• **DIRECTIONS FOR THIS TASK**: Find every line with the word "clipboard". Copy those lines.

• **EXTRACTED DATA**:
=====

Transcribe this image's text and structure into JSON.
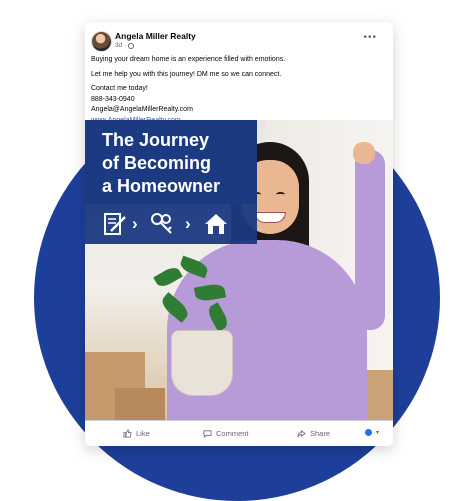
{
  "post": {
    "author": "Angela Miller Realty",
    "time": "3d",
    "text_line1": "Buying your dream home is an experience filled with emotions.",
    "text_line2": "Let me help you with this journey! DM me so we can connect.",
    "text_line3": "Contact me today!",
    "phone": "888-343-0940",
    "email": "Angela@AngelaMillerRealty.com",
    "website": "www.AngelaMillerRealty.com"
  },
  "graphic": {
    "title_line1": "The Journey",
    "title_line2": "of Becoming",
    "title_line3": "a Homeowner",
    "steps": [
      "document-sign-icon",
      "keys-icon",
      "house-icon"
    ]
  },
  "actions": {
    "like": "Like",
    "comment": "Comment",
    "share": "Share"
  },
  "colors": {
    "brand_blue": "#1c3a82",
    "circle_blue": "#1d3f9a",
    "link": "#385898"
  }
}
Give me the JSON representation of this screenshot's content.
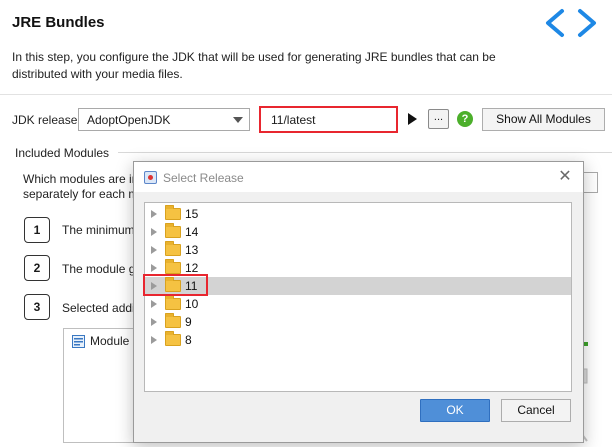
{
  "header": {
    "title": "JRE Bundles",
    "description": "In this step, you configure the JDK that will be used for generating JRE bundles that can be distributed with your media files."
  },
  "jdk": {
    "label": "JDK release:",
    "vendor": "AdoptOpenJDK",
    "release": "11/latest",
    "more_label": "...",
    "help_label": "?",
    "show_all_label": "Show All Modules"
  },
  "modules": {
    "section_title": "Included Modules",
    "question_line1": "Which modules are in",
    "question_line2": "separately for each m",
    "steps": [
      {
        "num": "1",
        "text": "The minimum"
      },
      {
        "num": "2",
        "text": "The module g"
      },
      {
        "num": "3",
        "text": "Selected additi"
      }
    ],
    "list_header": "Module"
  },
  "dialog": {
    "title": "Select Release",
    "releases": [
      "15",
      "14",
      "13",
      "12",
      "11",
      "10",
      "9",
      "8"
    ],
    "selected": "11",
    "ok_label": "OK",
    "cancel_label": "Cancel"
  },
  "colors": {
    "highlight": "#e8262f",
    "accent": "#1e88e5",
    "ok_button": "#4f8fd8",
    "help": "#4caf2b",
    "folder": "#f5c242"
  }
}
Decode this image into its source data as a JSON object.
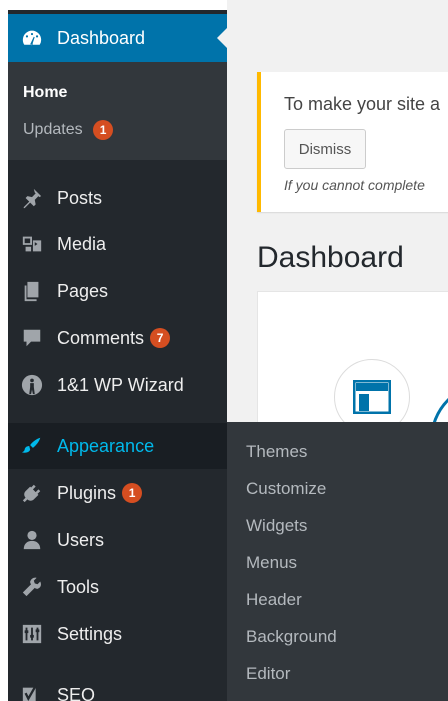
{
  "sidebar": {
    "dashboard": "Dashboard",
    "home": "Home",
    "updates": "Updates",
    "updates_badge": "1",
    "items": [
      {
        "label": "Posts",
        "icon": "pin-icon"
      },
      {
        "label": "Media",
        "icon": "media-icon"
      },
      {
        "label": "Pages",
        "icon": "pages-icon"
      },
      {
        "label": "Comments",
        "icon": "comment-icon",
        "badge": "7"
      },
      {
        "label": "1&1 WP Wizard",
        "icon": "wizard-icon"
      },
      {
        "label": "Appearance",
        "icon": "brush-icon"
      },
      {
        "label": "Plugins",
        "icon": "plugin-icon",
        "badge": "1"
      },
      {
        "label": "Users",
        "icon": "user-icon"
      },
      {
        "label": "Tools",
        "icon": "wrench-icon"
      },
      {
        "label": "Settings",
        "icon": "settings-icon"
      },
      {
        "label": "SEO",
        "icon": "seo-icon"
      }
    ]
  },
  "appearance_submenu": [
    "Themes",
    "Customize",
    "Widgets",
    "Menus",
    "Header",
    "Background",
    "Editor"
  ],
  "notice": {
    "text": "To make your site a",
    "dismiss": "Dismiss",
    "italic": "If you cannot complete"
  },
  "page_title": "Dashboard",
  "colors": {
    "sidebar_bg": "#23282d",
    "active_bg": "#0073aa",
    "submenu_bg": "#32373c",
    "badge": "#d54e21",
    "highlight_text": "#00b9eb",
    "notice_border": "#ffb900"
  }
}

=====

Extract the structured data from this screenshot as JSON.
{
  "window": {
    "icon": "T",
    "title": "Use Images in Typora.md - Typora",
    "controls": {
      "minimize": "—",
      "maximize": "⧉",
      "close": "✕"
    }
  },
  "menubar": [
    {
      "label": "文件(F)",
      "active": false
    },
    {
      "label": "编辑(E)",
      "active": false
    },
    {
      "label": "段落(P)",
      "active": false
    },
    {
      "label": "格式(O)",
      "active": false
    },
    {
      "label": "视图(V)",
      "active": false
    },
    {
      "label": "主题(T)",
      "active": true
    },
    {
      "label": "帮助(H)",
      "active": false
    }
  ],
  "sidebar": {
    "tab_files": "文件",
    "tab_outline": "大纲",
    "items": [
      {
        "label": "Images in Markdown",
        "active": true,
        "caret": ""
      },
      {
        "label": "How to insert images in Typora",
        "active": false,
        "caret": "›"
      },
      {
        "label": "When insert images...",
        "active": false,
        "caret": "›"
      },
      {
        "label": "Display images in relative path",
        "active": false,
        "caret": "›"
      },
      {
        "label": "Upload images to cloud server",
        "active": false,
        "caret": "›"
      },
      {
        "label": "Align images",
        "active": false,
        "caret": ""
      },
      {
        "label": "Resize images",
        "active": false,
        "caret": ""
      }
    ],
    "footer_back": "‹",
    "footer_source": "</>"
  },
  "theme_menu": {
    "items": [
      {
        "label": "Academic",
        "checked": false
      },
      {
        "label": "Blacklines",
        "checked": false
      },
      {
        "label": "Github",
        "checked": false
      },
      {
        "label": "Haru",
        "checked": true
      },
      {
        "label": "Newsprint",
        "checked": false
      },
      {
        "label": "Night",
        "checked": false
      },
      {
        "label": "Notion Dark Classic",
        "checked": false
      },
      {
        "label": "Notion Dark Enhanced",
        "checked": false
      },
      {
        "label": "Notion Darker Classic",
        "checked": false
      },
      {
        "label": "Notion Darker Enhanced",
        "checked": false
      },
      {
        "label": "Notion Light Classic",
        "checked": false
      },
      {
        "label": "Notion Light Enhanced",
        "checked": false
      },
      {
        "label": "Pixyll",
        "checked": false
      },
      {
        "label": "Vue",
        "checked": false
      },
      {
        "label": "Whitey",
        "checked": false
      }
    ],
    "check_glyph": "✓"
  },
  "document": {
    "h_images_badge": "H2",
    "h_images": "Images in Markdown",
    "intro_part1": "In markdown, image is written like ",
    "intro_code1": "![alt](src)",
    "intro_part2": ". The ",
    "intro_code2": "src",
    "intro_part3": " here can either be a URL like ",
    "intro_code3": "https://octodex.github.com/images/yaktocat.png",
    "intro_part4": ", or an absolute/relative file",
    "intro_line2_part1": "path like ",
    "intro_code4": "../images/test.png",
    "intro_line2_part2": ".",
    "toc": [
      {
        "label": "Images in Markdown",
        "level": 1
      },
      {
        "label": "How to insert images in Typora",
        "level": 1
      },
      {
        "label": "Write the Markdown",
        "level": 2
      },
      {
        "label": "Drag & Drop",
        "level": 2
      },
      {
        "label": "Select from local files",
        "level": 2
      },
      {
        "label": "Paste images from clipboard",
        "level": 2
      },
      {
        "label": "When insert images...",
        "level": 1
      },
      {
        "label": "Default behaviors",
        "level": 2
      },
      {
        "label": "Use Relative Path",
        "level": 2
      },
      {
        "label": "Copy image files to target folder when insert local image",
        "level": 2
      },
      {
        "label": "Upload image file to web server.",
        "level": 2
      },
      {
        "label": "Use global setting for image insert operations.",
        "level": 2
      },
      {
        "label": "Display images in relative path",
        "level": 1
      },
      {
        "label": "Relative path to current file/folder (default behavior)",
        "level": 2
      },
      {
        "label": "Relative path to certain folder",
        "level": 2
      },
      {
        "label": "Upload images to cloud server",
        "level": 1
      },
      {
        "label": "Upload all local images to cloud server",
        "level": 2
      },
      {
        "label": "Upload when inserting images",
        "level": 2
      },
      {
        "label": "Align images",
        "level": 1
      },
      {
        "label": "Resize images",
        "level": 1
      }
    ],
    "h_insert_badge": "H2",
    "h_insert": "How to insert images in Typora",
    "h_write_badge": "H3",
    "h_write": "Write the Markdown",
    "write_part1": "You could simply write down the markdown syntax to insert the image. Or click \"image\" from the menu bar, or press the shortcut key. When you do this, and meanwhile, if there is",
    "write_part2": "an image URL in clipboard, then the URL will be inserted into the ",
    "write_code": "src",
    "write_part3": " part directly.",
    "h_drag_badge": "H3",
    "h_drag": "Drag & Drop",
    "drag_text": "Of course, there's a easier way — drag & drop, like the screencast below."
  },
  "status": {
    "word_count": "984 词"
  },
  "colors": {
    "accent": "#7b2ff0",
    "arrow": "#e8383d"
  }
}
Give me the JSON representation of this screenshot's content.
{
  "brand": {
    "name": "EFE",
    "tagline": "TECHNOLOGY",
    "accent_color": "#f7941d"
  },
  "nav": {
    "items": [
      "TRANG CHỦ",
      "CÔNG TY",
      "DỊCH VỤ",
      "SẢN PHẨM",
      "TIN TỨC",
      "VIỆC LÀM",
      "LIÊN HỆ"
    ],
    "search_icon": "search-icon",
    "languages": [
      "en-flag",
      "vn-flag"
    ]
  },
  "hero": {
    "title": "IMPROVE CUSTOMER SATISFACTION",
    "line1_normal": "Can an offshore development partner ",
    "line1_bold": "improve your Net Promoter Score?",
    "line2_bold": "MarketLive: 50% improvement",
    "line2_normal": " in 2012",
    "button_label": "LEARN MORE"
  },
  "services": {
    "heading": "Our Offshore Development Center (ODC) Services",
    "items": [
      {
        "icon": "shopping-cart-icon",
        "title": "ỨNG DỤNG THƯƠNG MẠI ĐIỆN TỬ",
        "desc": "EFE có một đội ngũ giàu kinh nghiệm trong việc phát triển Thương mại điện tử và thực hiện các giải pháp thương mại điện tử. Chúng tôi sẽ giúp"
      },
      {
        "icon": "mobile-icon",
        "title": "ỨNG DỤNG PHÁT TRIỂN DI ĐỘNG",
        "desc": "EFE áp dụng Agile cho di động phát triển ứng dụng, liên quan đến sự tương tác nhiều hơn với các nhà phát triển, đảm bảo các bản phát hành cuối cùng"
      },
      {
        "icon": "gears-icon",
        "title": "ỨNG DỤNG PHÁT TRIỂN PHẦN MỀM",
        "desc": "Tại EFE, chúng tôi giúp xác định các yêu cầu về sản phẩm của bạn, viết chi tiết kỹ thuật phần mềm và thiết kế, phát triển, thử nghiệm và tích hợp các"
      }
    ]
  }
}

=====

• **EXERCISE RESULT**:
        "label": "Paste images from clipboard",
    "write_part2": "an image URL in clipboard, then the URL will be inserted into the ",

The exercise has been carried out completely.